▶ WHAT THE EXERCISE ASKS: Turn the lines in every row below into a numbered list, skipping blank lines and leaving out the pictures.
- - -
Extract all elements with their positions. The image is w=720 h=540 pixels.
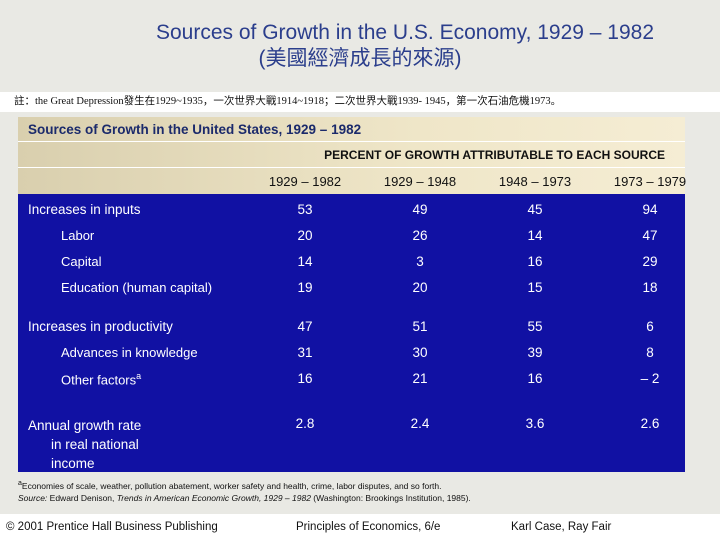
column-header: 1948 – 1973 — [498, 174, 572, 189]
title-line-2: (美國經濟成長的來源) — [258, 47, 462, 70]
source-line: Source: Edward Denison, Trends in Americ… — [18, 492, 685, 504]
source-publisher: (Washington: Brookings Institution, 1985… — [310, 492, 471, 503]
slide-title: Sources of Growth in the U.S. Economy, 1… — [0, 20, 720, 72]
footer-authors: Karl Case, Ray Fair — [511, 521, 612, 533]
row-label-line: Annual growth rate — [28, 418, 142, 433]
cell-value: 39 — [527, 345, 543, 360]
cell-value: 8 — [646, 345, 654, 360]
table-row: Capital 14 3 16 29 — [18, 254, 685, 276]
footnote-marker: a — [18, 480, 22, 487]
table-row: Increases in productivity 47 51 55 6 — [18, 319, 685, 341]
cell-value: 94 — [642, 202, 658, 217]
column-header: 1929 – 1948 — [383, 174, 457, 189]
row-label: Other factorsa — [61, 371, 141, 387]
row-label: Capital — [61, 254, 102, 269]
table-row: Advances in knowledge 31 30 39 8 — [18, 345, 685, 367]
footer-copyright: © 2001 Prentice Hall Business Publishing — [6, 521, 218, 533]
cell-value: 14 — [297, 254, 313, 269]
footnote-marker: a — [136, 371, 142, 381]
source-author: Edward Denison, — [47, 492, 117, 503]
row-label-text: Other factors — [61, 372, 137, 388]
cell-value: 47 — [297, 319, 313, 334]
table-footnote: aEconomies of scale, weather, pollution … — [18, 478, 685, 504]
cell-value: 3.6 — [525, 416, 545, 431]
cell-value: 18 — [642, 280, 658, 295]
cell-value: 20 — [297, 228, 313, 243]
cell-value: 14 — [527, 228, 543, 243]
cell-value: 55 — [527, 319, 543, 334]
title-line-1: Sources of Growth in the U.S. Economy, 1… — [155, 21, 655, 44]
source-title: Trends in American Economic Growth, 1929… — [116, 492, 311, 503]
row-label: Increases in inputs — [28, 202, 141, 217]
cell-value: 29 — [642, 254, 658, 269]
table-header: Sources of Growth in the United States, … — [18, 117, 685, 141]
cell-value: 31 — [297, 345, 313, 360]
footnote-a-text: Economies of scale, weather, pollution a… — [21, 480, 442, 491]
column-header: 1929 – 1982 — [268, 174, 342, 189]
cell-value: 2.8 — [295, 416, 315, 431]
table-row: Education (human capital) 19 20 15 18 — [18, 280, 685, 302]
table-row: Increases in inputs 53 49 45 94 — [18, 202, 685, 224]
footer-book-title: Principles of Economics, 6/e — [296, 521, 441, 533]
cell-value: 53 — [297, 202, 313, 217]
row-label: Labor — [61, 228, 95, 243]
cell-value: 16 — [527, 371, 543, 386]
row-label: Advances in knowledge — [61, 345, 198, 360]
cell-value: 51 — [412, 319, 428, 334]
cell-value: 30 — [412, 345, 428, 360]
cell-value: 45 — [527, 202, 543, 217]
footnote-a: aEconomies of scale, weather, pollution … — [18, 478, 685, 492]
cell-value: 2.6 — [640, 416, 660, 431]
table-subheader: PERCENT OF GROWTH ATTRIBUTABLE TO EACH S… — [18, 141, 685, 167]
cell-value: – 2 — [640, 371, 660, 386]
growth-table: Sources of Growth in the United States, … — [18, 117, 686, 472]
cell-value: 2.4 — [410, 416, 430, 431]
cell-value: 21 — [412, 371, 428, 386]
cell-value: 6 — [646, 319, 654, 334]
cell-value: 15 — [527, 280, 543, 295]
cell-value: 16 — [297, 371, 313, 386]
row-label: Annual growth rate in real national inco… — [28, 416, 141, 473]
row-label: Education (human capital) — [61, 280, 213, 295]
cell-value: 3 — [416, 254, 424, 269]
cell-value: 49 — [412, 202, 428, 217]
row-label-line: income — [51, 456, 95, 471]
source-label: Source: — [18, 492, 48, 503]
cell-value: 19 — [297, 280, 313, 295]
table-row: Annual growth rate in real national inco… — [18, 416, 685, 472]
slide-footer: © 2001 Prentice Hall Business Publishing… — [0, 514, 720, 540]
row-label-line: in real national — [51, 437, 139, 452]
table-body: Increases in inputs 53 49 45 94 Labor 20… — [18, 194, 685, 472]
cell-value: 20 — [412, 280, 428, 295]
column-header: 1973 – 1979 — [613, 174, 687, 189]
chinese-note: 註：the Great Depression發生在1929~1935，一次世界大… — [0, 92, 720, 112]
column-headers: 1929 – 1982 1929 – 1948 1948 – 1973 1973… — [18, 167, 686, 194]
cell-value: 16 — [527, 254, 543, 269]
table-row: Other factorsa 16 21 16 – 2 — [18, 371, 685, 393]
row-label: Increases in productivity — [28, 319, 173, 334]
cell-value: 26 — [412, 228, 428, 243]
cell-value: 47 — [642, 228, 658, 243]
table-row: Labor 20 26 14 47 — [18, 228, 685, 250]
- - -
▶ WRITTEN ANSWER:
1. Extract all elements with their positions. The image is w=720 h=540 pixels.
2. column-header: 1948 – 1973 — [498, 174, 572, 189]
3. title-line-2: (美國經濟成長的來源) — [258, 47, 462, 70]
4. source-line: Source: Edward Denison, Trends in Americ… — [18, 492, 685, 504]
5. source-publisher: (Washington: Brookings Institution, 1985… — [310, 492, 471, 503]
6. slide-title: Sources of Growth in the U.S. Economy, 1… — [0, 20, 720, 72]
7. footer-authors: Karl Case, Ray Fair — [511, 521, 612, 533]
8. row-label-line: Annual growth rate — [28, 418, 142, 433]
9. cell-value: 39 — [527, 345, 543, 360]
10. cell-value: 8 — [646, 345, 654, 360]
11. table-row: Capital 14 3 16 29 — [18, 254, 685, 276]
12. footnote-marker: a — [18, 480, 22, 487]
13. table-row: Increases in productivity 47 51 55 6 — [18, 319, 685, 341]
14. cell-value: 94 — [642, 202, 658, 217]
15. column-header: 1929 – 1948 — [383, 174, 457, 189]
16. row-label: Other factorsa — [61, 371, 141, 387]
17. row-label: Capital — [61, 254, 102, 269]
18. table-row: Advances in knowledge 31 30 39 8 — [18, 345, 685, 367]
19. footer-copyright: © 2001 Prentice Hall Business Publishing — [6, 521, 218, 533]
20. cell-value: 14 — [297, 254, 313, 269]
21. footnote-marker: a — [136, 371, 142, 381]
22. source-author: Edward Denison, — [47, 492, 117, 503]
23. row-label-text: Other factors — [61, 372, 137, 388]
24. cell-value: 47 — [297, 319, 313, 334]
25. table-footnote: aEconomies of scale, weather, pollution … — [18, 478, 685, 504]
26. cell-value: 3.6 — [525, 416, 545, 431]
27. cell-value: 18 — [642, 280, 658, 295]
28. cell-value: 20 — [297, 228, 313, 243]
29. cell-value: 14 — [527, 228, 543, 243]
30. cell-value: 55 — [527, 319, 543, 334]
31. title-line-1: Sources of Growth in the U.S. Economy, 1… — [155, 21, 655, 44]
32. source-title: Trends in American Economic Growth, 1929… — [116, 492, 311, 503]
33. row-label: Increases in inputs — [28, 202, 141, 217]
34. cell-value: 29 — [642, 254, 658, 269]
35. table-header: Sources of Growth in the United States, … — [18, 117, 685, 141]
36. cell-value: 31 — [297, 345, 313, 360]
37. footnote-a-text: Economies of scale, weather, pollution a… — [21, 480, 442, 491]
38. column-header: 1929 – 1982 — [268, 174, 342, 189]
39. cell-value: 2.8 — [295, 416, 315, 431]
40. table-row: Education (human capital) 19 20 15 18 — [18, 280, 685, 302]
41. table-row: Increases in inputs 53 49 45 94 — [18, 202, 685, 224]
42. footer-book-title: Principles of Economics, 6/e — [296, 521, 441, 533]
43. cell-value: 53 — [297, 202, 313, 217]
44. row-label: Labor — [61, 228, 95, 243]
45. cell-value: 16 — [527, 371, 543, 386]
46. row-label: Advances in knowledge — [61, 345, 198, 360]
47. cell-value: 51 — [412, 319, 428, 334]
48. cell-value: 30 — [412, 345, 428, 360]
49. cell-value: 45 — [527, 202, 543, 217]
50. footnote-a: aEconomies of scale, weather, pollution … — [18, 478, 685, 492]
51. cell-value: 2.6 — [640, 416, 660, 431]
52. table-subheader: PERCENT OF GROWTH ATTRIBUTABLE TO EACH S… — [18, 141, 685, 167]
53. cell-value: – 2 — [640, 371, 660, 386]
54. growth-table: Sources of Growth in the United States, … — [18, 117, 686, 472]
55. cell-value: 2.4 — [410, 416, 430, 431]
56. cell-value: 21 — [412, 371, 428, 386]
57. cell-value: 6 — [646, 319, 654, 334]
58. cell-value: 15 — [527, 280, 543, 295]
59. cell-value: 16 — [297, 371, 313, 386]
60. row-label: Annual growth rate in real national inco… — [28, 416, 141, 473]
61. row-label: Education (human capital) — [61, 280, 213, 295]
62. cell-value: 3 — [416, 254, 424, 269]
63. cell-value: 49 — [412, 202, 428, 217]
64. row-label-line: income — [51, 456, 95, 471]
65. source-label: Source: — [18, 492, 48, 503]
66. cell-value: 19 — [297, 280, 313, 295]
67. table-row: Annual growth rate in real national inco… — [18, 416, 685, 472]
68. slide-footer: © 2001 Prentice Hall Business Publishing… — [0, 514, 720, 540]
69. row-label-line: in real national — [51, 437, 139, 452]
70. table-body: Increases in inputs 53 49 45 94 Labor 20… — [18, 194, 685, 472]
71. cell-value: 20 — [412, 280, 428, 295]
72. column-header: 1973 – 1979 — [613, 174, 687, 189]
73. chinese-note: 註：the Great Depression發生在1929~1935，一次世界大… — [0, 92, 720, 112]
74. column-headers: 1929 – 1982 1929 – 1948 1948 – 1973 1973… — [18, 167, 686, 194]
75. cell-value: 16 — [527, 254, 543, 269]
76. table-row: Other factorsa 16 21 16 – 2 — [18, 371, 685, 393]
77. row-label: Increases in productivity — [28, 319, 173, 334]
78. cell-value: 26 — [412, 228, 428, 243]
79. cell-value: 47 — [642, 228, 658, 243]
80. table-row: Labor 20 26 14 47 — [18, 228, 685, 250]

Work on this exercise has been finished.